-- start of TASK INPUT --
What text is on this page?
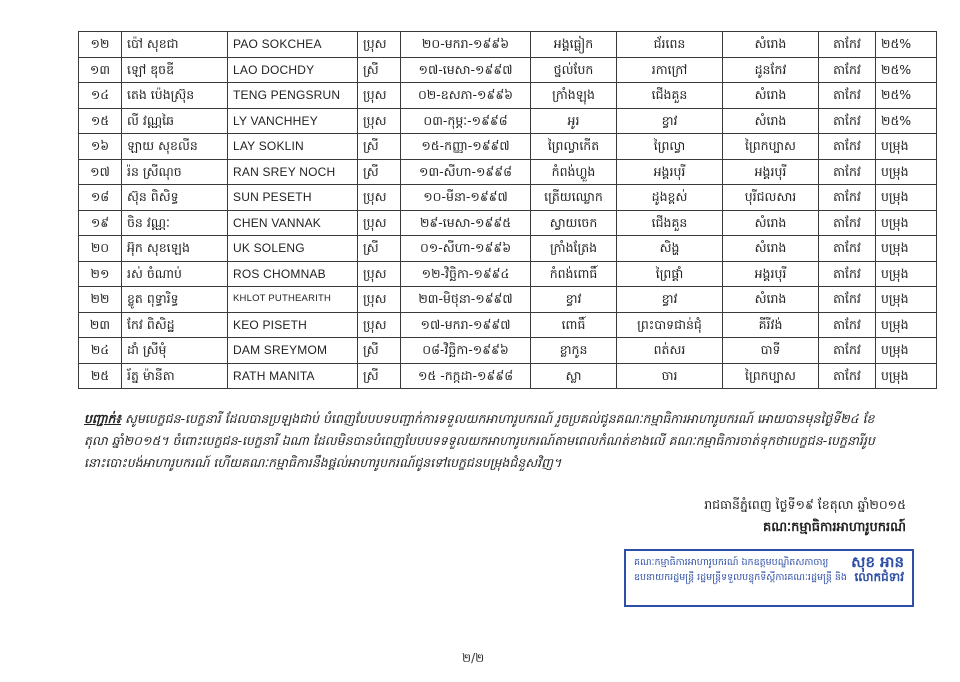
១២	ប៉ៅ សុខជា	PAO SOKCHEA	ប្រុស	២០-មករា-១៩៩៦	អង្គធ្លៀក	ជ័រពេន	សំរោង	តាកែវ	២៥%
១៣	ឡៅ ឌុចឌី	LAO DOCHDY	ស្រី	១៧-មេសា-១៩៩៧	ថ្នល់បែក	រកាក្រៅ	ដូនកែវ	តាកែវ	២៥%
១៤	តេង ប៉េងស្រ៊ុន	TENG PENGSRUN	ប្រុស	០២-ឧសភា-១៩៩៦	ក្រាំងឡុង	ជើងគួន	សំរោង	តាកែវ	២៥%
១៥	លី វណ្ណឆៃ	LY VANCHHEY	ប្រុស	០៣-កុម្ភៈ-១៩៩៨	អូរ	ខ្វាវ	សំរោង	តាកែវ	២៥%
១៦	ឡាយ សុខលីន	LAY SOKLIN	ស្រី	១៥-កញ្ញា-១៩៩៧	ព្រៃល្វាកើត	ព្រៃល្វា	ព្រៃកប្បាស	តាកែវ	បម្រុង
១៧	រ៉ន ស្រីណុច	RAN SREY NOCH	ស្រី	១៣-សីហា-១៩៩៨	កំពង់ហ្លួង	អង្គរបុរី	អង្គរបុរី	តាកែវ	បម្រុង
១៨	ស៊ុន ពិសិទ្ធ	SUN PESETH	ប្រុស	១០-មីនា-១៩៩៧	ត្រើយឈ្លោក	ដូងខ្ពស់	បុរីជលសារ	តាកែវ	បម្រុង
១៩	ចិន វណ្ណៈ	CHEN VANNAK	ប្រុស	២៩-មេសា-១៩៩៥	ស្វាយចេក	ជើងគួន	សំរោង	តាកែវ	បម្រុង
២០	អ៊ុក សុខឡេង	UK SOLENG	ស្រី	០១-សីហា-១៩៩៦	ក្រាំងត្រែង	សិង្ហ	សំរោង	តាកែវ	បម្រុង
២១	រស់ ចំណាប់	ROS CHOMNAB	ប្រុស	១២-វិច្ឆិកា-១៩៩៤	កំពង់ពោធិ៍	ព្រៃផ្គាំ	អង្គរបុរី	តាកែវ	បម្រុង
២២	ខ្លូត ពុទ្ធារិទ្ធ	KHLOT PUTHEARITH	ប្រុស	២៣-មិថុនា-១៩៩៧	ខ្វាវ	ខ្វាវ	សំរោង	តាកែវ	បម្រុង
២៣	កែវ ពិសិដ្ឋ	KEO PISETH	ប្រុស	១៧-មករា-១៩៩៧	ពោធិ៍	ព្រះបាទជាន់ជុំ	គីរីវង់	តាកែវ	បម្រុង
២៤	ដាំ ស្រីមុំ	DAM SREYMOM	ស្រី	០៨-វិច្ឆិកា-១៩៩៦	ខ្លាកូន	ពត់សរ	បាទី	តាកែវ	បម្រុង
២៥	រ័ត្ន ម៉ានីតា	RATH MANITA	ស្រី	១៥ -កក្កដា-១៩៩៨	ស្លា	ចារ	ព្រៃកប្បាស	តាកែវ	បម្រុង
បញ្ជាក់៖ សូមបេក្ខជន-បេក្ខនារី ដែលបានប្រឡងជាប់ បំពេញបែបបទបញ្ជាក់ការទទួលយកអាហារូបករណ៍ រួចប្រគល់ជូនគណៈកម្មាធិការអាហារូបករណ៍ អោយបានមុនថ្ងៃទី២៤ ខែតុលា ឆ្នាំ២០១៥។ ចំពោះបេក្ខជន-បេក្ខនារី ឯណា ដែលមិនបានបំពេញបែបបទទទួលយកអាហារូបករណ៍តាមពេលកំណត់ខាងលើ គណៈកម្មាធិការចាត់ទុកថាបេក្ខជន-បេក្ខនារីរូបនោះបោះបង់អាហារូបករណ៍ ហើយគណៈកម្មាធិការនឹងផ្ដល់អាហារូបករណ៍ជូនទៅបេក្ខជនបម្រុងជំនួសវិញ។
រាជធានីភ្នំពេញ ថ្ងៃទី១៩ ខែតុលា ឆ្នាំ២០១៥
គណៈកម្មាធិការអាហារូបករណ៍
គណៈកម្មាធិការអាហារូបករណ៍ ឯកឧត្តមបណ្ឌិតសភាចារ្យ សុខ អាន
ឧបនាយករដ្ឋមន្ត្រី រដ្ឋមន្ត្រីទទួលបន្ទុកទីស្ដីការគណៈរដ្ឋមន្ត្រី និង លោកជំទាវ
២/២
-- end of TASK INPUT --
-- start of TASK INPUT --
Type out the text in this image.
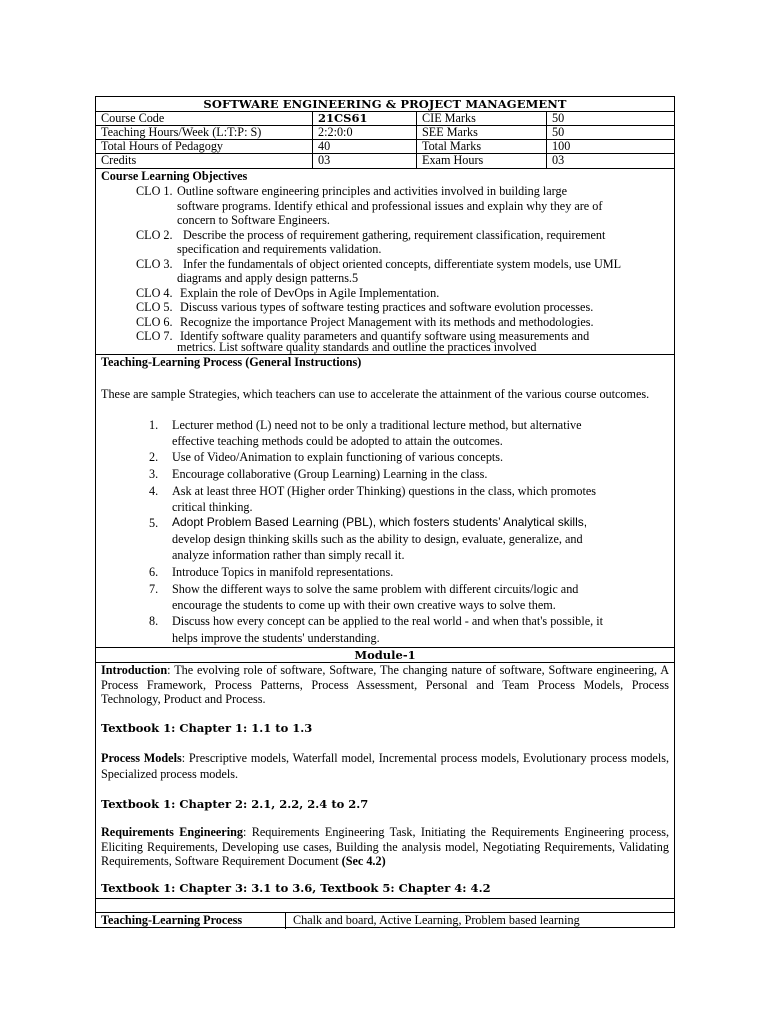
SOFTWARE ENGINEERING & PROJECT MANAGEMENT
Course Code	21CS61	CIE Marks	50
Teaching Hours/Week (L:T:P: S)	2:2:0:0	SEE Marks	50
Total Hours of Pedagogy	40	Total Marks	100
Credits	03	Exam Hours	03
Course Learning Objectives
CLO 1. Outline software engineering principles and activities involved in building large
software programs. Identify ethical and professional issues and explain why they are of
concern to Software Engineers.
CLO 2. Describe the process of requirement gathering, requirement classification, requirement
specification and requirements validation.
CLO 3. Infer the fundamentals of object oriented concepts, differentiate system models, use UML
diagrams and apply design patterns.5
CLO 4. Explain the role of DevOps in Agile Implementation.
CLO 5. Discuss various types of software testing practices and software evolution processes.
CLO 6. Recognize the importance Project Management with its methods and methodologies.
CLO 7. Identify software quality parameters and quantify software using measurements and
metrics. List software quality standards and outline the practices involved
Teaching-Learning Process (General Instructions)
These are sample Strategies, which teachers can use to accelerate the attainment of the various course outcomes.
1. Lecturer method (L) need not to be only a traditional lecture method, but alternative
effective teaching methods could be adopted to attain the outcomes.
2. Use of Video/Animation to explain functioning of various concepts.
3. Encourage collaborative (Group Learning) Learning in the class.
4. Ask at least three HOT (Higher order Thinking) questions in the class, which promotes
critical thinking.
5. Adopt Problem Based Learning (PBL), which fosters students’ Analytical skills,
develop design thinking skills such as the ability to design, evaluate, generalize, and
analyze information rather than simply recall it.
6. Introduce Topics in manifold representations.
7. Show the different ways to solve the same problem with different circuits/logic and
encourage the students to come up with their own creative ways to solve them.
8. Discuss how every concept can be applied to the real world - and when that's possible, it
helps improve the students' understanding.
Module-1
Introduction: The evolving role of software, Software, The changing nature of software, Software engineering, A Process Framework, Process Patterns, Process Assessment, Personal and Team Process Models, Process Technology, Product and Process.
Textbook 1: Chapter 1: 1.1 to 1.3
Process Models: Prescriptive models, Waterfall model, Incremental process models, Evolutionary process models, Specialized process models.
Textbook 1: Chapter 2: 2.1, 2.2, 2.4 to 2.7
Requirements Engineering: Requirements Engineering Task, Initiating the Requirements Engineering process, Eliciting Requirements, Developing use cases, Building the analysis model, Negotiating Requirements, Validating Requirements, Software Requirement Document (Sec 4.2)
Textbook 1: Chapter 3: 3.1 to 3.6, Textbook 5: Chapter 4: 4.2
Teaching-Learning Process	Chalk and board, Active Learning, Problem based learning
-- end of TASK INPUT --
-- start of TASK INPUT --
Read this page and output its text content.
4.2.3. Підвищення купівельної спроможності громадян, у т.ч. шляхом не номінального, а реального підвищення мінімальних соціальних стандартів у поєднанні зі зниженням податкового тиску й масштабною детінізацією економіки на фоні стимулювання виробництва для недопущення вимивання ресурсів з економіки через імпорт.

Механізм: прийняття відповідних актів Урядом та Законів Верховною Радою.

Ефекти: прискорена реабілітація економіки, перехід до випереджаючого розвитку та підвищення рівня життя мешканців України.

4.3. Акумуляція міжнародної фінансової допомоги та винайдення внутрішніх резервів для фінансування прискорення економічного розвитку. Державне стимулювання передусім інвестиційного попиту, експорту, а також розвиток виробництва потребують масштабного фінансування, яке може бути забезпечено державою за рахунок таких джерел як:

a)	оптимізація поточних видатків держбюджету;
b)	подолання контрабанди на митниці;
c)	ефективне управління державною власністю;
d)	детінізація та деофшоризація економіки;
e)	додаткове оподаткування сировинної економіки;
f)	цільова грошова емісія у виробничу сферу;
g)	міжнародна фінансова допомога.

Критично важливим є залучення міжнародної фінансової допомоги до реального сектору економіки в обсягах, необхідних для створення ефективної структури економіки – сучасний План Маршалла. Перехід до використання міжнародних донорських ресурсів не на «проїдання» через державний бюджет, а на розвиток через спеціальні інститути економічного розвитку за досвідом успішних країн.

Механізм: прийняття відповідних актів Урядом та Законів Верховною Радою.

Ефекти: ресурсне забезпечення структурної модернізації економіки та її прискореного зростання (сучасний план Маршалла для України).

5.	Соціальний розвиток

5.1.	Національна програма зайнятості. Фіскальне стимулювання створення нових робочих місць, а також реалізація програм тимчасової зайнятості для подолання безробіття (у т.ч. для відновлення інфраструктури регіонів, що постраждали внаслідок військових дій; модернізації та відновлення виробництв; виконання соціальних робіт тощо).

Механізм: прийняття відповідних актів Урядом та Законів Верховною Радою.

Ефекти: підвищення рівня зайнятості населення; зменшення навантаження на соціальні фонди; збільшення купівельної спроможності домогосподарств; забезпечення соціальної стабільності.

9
-- end of TASK INPUT --
WRITTEN PROBLEM - Lines containing the word "Learning" must all be returned from the material above.

TASK RESPONSE -
Course Learning Objectives
Teaching-Learning Process (General Instructions)
3. Encourage collaborative (Group Learning) Learning in the class.
5. Adopt Problem Based Learning (PBL), which fosters students’ Analytical skills,
Teaching-Learning Process	Chalk and board, Active Learning, Problem based learning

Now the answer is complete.